_EXERCISE DETAILS_
The listing beneath should be written out in full, exactly as shown.

--- BEGIN DATASET CONTENT ---

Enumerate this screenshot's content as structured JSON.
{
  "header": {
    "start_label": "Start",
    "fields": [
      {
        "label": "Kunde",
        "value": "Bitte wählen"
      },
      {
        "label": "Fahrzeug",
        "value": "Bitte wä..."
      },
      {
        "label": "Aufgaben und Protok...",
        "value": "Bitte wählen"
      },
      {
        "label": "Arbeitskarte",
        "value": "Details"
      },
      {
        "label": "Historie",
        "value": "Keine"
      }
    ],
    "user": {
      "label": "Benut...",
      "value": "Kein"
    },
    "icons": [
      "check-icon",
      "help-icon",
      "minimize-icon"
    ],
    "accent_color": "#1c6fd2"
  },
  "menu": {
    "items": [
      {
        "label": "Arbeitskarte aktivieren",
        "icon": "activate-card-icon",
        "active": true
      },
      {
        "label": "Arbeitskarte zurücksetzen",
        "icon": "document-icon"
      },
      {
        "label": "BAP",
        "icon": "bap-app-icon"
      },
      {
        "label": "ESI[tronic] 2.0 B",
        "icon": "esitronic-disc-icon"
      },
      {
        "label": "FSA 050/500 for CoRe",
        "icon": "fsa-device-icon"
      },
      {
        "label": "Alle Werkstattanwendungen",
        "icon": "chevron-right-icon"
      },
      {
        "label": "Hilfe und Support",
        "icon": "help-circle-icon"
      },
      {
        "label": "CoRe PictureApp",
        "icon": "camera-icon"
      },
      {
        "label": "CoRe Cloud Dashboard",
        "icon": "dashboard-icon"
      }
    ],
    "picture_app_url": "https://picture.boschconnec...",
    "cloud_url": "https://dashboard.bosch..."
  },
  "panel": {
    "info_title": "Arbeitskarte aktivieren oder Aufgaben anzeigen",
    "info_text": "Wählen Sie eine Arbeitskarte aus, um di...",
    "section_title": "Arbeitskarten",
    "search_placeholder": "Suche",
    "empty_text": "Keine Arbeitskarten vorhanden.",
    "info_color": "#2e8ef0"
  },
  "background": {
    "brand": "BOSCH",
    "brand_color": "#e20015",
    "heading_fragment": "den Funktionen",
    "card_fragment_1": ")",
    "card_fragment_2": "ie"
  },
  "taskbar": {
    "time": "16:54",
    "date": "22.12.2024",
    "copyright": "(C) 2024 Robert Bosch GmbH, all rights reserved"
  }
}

--- END DATASET CONTENT ---

_EXERCISE SOLUTION_
Enumerate this screenshot's content as structured JSON.
{
  "header": {
    "start_label": "Start",
    "fields": [
      {
        "label": "Kunde",
        "value": "Bitte wählen"
      },
      {
        "label": "Fahrzeug",
        "value": "Bitte wä..."
      },
      {
        "label": "Aufgaben und Protok...",
        "value": "Bitte wählen"
      },
      {
        "label": "Arbeitskarte",
        "value": "Details"
      },
      {
        "label": "Historie",
        "value": "Keine"
      }
    ],
    "user": {
      "label": "Benut...",
      "value": "Kein"
    },
    "icons": [
      "check-icon",
      "help-icon",
      "minimize-icon"
    ],
    "accent_color": "#1c6fd2"
  },
  "menu": {
    "items": [
      {
        "label": "Arbeitskarte aktivieren",
        "icon": "activate-card-icon",
        "active": true
      },
      {
        "label": "Arbeitskarte zurücksetzen",
        "icon": "document-icon"
      },
      {
        "label": "BAP",
        "icon": "bap-app-icon"
      },
      {
        "label": "ESI[tronic] 2.0 B",
        "icon": "esitronic-disc-icon"
      },
      {
        "label": "FSA 050/500 for CoRe",
        "icon": "fsa-device-icon"
      },
      {
        "label": "Alle Werkstattanwendungen",
        "icon": "chevron-right-icon"
      },
      {
        "label": "Hilfe und Support",
        "icon": "help-circle-icon"
      },
      {
        "label": "CoRe PictureApp",
        "icon": "camera-icon"
      },
      {
        "label": "CoRe Cloud Dashboard",
        "icon": "dashboard-icon"
      }
    ],
    "picture_app_url": "https://picture.boschconnec...",
    "cloud_url": "https://dashboard.bosch..."
  },
  "panel": {
    "info_title": "Arbeitskarte aktivieren oder Aufgaben anzeigen",
    "info_text": "Wählen Sie eine Arbeitskarte aus, um di...",
    "section_title": "Arbeitskarten",
    "search_placeholder": "Suche",
    "empty_text": "Keine Arbeitskarten vorhanden.",
    "info_color": "#2e8ef0"
  },
  "background": {
    "brand": "BOSCH",
    "brand_color": "#e20015",
    "heading_fragment": "den Funktionen",
    "card_fragment_1": ")",
    "card_fragment_2": "ie"
  },
  "taskbar": {
    "time": "16:54",
    "date": "22.12.2024",
    "copyright": "(C) 2024 Robert Bosch GmbH, all rights reserved"
  }
}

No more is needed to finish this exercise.